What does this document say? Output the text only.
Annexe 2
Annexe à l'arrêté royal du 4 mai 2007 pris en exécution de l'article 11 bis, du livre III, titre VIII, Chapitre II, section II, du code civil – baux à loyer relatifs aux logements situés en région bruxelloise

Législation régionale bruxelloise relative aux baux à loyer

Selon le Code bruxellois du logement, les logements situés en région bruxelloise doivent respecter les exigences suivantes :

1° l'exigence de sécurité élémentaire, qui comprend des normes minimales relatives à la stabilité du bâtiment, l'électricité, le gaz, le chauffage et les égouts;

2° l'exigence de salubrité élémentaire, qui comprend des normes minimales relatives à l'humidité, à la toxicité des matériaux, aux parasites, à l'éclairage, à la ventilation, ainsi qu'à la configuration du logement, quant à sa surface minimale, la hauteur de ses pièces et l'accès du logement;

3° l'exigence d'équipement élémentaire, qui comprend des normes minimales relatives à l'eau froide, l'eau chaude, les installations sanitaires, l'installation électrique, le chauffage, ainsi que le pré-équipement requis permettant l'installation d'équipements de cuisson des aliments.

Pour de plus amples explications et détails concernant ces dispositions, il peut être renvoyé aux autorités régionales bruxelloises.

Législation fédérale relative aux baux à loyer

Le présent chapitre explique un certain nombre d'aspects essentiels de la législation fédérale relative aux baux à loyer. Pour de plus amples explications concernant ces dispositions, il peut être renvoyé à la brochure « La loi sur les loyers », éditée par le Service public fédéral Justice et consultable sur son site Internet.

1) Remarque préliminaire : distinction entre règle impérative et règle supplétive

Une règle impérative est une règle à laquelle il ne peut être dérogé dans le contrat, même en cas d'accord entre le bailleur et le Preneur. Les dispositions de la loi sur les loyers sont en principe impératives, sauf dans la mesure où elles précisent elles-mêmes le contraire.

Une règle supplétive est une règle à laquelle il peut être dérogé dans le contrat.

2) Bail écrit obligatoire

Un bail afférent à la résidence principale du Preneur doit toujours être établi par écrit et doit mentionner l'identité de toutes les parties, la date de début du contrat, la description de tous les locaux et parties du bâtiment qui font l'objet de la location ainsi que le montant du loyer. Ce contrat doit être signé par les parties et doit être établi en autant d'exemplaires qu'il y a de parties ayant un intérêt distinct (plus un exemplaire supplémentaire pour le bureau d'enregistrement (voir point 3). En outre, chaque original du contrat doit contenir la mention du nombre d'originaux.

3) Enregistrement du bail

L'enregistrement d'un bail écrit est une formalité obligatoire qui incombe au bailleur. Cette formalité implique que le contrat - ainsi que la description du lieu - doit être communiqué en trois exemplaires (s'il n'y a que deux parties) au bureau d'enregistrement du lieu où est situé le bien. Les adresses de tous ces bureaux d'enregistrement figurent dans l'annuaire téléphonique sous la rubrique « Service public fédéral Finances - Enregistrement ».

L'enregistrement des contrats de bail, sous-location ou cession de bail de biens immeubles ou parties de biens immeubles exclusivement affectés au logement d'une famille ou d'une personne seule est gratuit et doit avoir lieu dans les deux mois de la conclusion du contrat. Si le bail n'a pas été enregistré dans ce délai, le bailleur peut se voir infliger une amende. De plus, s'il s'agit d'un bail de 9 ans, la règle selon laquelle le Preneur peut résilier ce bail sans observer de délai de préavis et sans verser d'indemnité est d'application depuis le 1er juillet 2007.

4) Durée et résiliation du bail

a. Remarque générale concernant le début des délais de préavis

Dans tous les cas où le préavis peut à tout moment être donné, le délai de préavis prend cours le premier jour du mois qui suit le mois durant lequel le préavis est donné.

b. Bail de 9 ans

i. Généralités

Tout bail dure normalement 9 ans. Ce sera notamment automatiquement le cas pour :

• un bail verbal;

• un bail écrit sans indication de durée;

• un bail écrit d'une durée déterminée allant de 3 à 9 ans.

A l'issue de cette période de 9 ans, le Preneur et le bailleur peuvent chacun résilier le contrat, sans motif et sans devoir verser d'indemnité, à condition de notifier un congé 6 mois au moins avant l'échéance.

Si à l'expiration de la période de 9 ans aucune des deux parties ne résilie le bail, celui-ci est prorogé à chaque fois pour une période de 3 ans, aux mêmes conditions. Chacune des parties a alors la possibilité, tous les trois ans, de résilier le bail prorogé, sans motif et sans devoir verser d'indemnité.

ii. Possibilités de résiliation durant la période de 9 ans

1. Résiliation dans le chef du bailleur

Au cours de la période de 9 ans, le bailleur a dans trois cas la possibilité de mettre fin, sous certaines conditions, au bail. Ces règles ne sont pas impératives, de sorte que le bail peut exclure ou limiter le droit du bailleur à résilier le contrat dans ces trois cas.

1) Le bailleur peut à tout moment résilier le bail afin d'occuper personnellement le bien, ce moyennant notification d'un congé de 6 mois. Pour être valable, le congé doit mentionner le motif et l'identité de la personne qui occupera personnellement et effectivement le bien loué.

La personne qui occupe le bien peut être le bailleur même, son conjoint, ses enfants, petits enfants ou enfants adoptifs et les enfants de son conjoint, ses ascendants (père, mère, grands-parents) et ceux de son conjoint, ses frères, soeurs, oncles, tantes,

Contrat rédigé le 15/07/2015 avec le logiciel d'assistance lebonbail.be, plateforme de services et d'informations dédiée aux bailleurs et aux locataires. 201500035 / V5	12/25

____________

What this task involves: State how many lines of the records above contain the word "situés", giving only that number.

Task response: 2